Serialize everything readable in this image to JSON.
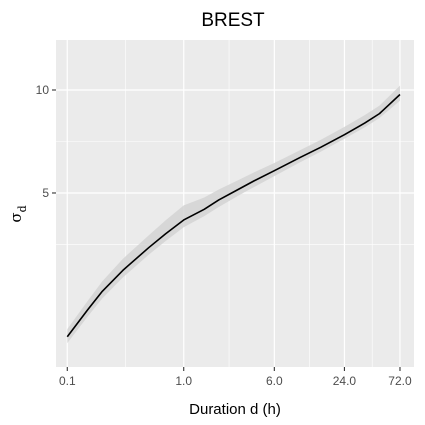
{
  "chart_data": {
    "type": "line",
    "title": "BREST",
    "xlabel": "Duration d (h)",
    "ylabel": {
      "main": "σ",
      "sub": "d"
    },
    "x_scale": "log",
    "y_scale": "log",
    "xlim": [
      0.08,
      95
    ],
    "ylim": [
      1.55,
      14
    ],
    "x_ticks": [
      {
        "value": 0.1,
        "label": "0.1"
      },
      {
        "value": 1.0,
        "label": "1.0"
      },
      {
        "value": 6.0,
        "label": "6.0"
      },
      {
        "value": 24.0,
        "label": "24.0"
      },
      {
        "value": 72.0,
        "label": "72.0"
      }
    ],
    "y_ticks": [
      {
        "value": 10,
        "label": "10"
      },
      {
        "value": 5,
        "label": "5"
      }
    ],
    "grid": true,
    "legend": "none",
    "colors": {
      "panel": "#ebebeb",
      "grid": "#ffffff",
      "line": "#000000",
      "ribbon": "#d3d3d3"
    },
    "series": [
      {
        "x": [
          0.1,
          0.15,
          0.2,
          0.3,
          0.5,
          0.7,
          1.0,
          1.5,
          2.0,
          3.0,
          4.0,
          6.0,
          10.0,
          15.0,
          24.0,
          36.0,
          48.0,
          72.0
        ],
        "values": [
          1.9,
          2.28,
          2.58,
          2.97,
          3.46,
          3.8,
          4.17,
          4.48,
          4.77,
          5.14,
          5.42,
          5.81,
          6.35,
          6.8,
          7.4,
          8.01,
          8.53,
          9.7
        ],
        "lower": [
          1.82,
          2.18,
          2.46,
          2.83,
          3.3,
          3.62,
          3.97,
          4.28,
          4.55,
          4.93,
          5.2,
          5.6,
          6.15,
          6.6,
          7.2,
          7.78,
          8.28,
          9.3
        ],
        "upper": [
          2.0,
          2.42,
          2.76,
          3.21,
          3.76,
          4.16,
          4.6,
          4.85,
          5.12,
          5.47,
          5.74,
          6.12,
          6.67,
          7.15,
          7.8,
          8.45,
          9.0,
          10.3
        ]
      }
    ]
  }
}
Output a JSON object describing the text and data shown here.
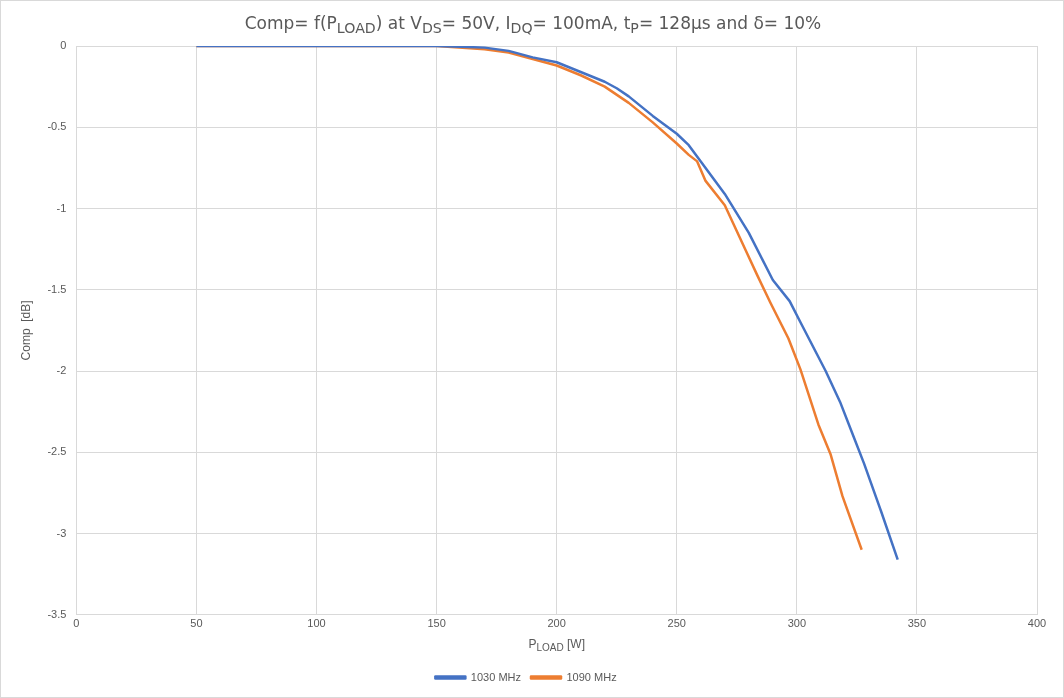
{
  "chart_data": {
    "type": "line",
    "title": "Comp= f(P$_{LOAD}$) at V$_{DS}$= 50V, I$_{DQ}$= 100mA, t$_{P}$= 128µs and δ= 10%",
    "xlabel": "P$_{LOAD}$  [W]",
    "ylabel": "Comp  [dB]",
    "xlim": [
      0,
      400
    ],
    "xticks": [
      0,
      50,
      100,
      150,
      200,
      250,
      300,
      350,
      400
    ],
    "ylim": [
      -3.5,
      0
    ],
    "yticks": [
      -3.5,
      -3,
      -2.5,
      -2,
      -1.5,
      -1,
      -0.5,
      0
    ],
    "grid": true,
    "legend": "bottom",
    "marker": "none",
    "line_style": "solid",
    "series": [
      {
        "name": "1030 MHz",
        "color": "#4472c4",
        "x": [
          50,
          100,
          150,
          170,
          180,
          190,
          200,
          210,
          220,
          225,
          230,
          240,
          250,
          255,
          260,
          265,
          270,
          280,
          290,
          297,
          301.5,
          312,
          318,
          323,
          328,
          335,
          342
        ],
        "values": [
          0,
          0,
          0,
          -0.01,
          -0.03,
          -0.07,
          -0.1,
          -0.16,
          -0.22,
          -0.26,
          -0.31,
          -0.43,
          -0.54,
          -0.61,
          -0.71,
          -0.81,
          -0.91,
          -1.15,
          -1.44,
          -1.57,
          -1.7,
          -2.0,
          -2.19,
          -2.38,
          -2.57,
          -2.86,
          -3.16
        ]
      },
      {
        "name": "1090 MHz",
        "color": "#ed7d31",
        "x": [
          50,
          100,
          150,
          170,
          180,
          190,
          200,
          210,
          220,
          230,
          240,
          250,
          255,
          258.5,
          262,
          270,
          283.5,
          289,
          296.5,
          301.5,
          309,
          314,
          319,
          327
        ],
        "values": [
          0,
          0,
          0,
          -0.02,
          -0.04,
          -0.08,
          -0.12,
          -0.18,
          -0.25,
          -0.35,
          -0.47,
          -0.6,
          -0.67,
          -0.71,
          -0.83,
          -0.98,
          -1.41,
          -1.58,
          -1.8,
          -1.99,
          -2.33,
          -2.51,
          -2.77,
          -3.1
        ]
      }
    ]
  }
}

━━━━━━━━━━

Problem statement: Leave the images out, please, and restate each line word for word.

Answer in full:
Serialize everything readable in this image to JSON.
{
  "chart_data": {
    "type": "line",
    "title": "BREST",
    "xlabel": "Duration d (h)",
    "ylabel": {
      "main": "σ",
      "sub": "d"
    },
    "x_scale": "log",
    "y_scale": "log",
    "xlim": [
      0.08,
      95
    ],
    "ylim": [
      1.55,
      14
    ],
    "x_ticks": [
      {
        "value": 0.1,
        "label": "0.1"
      },
      {
        "value": 1.0,
        "label": "1.0"
      },
      {
        "value": 6.0,
        "label": "6.0"
      },
      {
        "value": 24.0,
        "label": "24.0"
      },
      {
        "value": 72.0,
        "label": "72.0"
      }
    ],
    "y_ticks": [
      {
        "value": 10,
        "label": "10"
      },
      {
        "value": 5,
        "label": "5"
      }
    ],
    "grid": true,
    "legend": "none",
    "colors": {
      "panel": "#ebebeb",
      "grid": "#ffffff",
      "line": "#000000",
      "ribbon": "#d3d3d3"
    },
    "series": [
      {
        "x": [
          0.1,
          0.15,
          0.2,
          0.3,
          0.5,
          0.7,
          1.0,
          1.5,
          2.0,
          3.0,
          4.0,
          6.0,
          10.0,
          15.0,
          24.0,
          36.0,
          48.0,
          72.0
        ],
        "values": [
          1.9,
          2.28,
          2.58,
          2.97,
          3.46,
          3.8,
          4.17,
          4.48,
          4.77,
          5.14,
          5.42,
          5.81,
          6.35,
          6.8,
          7.4,
          8.01,
          8.53,
          9.7
        ],
        "lower": [
          1.82,
          2.18,
          2.46,
          2.83,
          3.3,
          3.62,
          3.97,
          4.28,
          4.55,
          4.93,
          5.2,
          5.6,
          6.15,
          6.6,
          7.2,
          7.78,
          8.28,
          9.3
        ],
        "upper": [
          2.0,
          2.42,
          2.76,
          3.21,
          3.76,
          4.16,
          4.6,
          4.85,
          5.12,
          5.47,
          5.74,
          6.12,
          6.67,
          7.15,
          7.8,
          8.45,
          9.0,
          10.3
        ]
      }
    ]
  }
}
Output a JSON object describing the text and data shown here.
{
  "chart_data": {
    "type": "line",
    "title": "Comp= f(P$_{LOAD}$) at V$_{DS}$= 50V, I$_{DQ}$= 100mA, t$_{P}$= 128µs and δ= 10%",
    "xlabel": "P$_{LOAD}$  [W]",
    "ylabel": "Comp  [dB]",
    "xlim": [
      0,
      400
    ],
    "xticks": [
      0,
      50,
      100,
      150,
      200,
      250,
      300,
      350,
      400
    ],
    "ylim": [
      -3.5,
      0
    ],
    "yticks": [
      -3.5,
      -3,
      -2.5,
      -2,
      -1.5,
      -1,
      -0.5,
      0
    ],
    "grid": true,
    "legend": "bottom",
    "marker": "none",
    "line_style": "solid",
    "series": [
      {
        "name": "1030 MHz",
        "color": "#4472c4",
        "x": [
          50,
          100,
          150,
          170,
          180,
          190,
          200,
          210,
          220,
          225,
          230,
          240,
          250,
          255,
          260,
          265,
          270,
          280,
          290,
          297,
          301.5,
          312,
          318,
          323,
          328,
          335,
          342
        ],
        "values": [
          0,
          0,
          0,
          -0.01,
          -0.03,
          -0.07,
          -0.1,
          -0.16,
          -0.22,
          -0.26,
          -0.31,
          -0.43,
          -0.54,
          -0.61,
          -0.71,
          -0.81,
          -0.91,
          -1.15,
          -1.44,
          -1.57,
          -1.7,
          -2.0,
          -2.19,
          -2.38,
          -2.57,
          -2.86,
          -3.16
        ]
      },
      {
        "name": "1090 MHz",
        "color": "#ed7d31",
        "x": [
          50,
          100,
          150,
          170,
          180,
          190,
          200,
          210,
          220,
          230,
          240,
          250,
          255,
          258.5,
          262,
          270,
          283.5,
          289,
          296.5,
          301.5,
          309,
          314,
          319,
          327
        ],
        "values": [
          0,
          0,
          0,
          -0.02,
          -0.04,
          -0.08,
          -0.12,
          -0.18,
          -0.25,
          -0.35,
          -0.47,
          -0.6,
          -0.67,
          -0.71,
          -0.83,
          -0.98,
          -1.41,
          -1.58,
          -1.8,
          -1.99,
          -2.33,
          -2.51,
          -2.77,
          -3.1
        ]
      }
    ]
  }
}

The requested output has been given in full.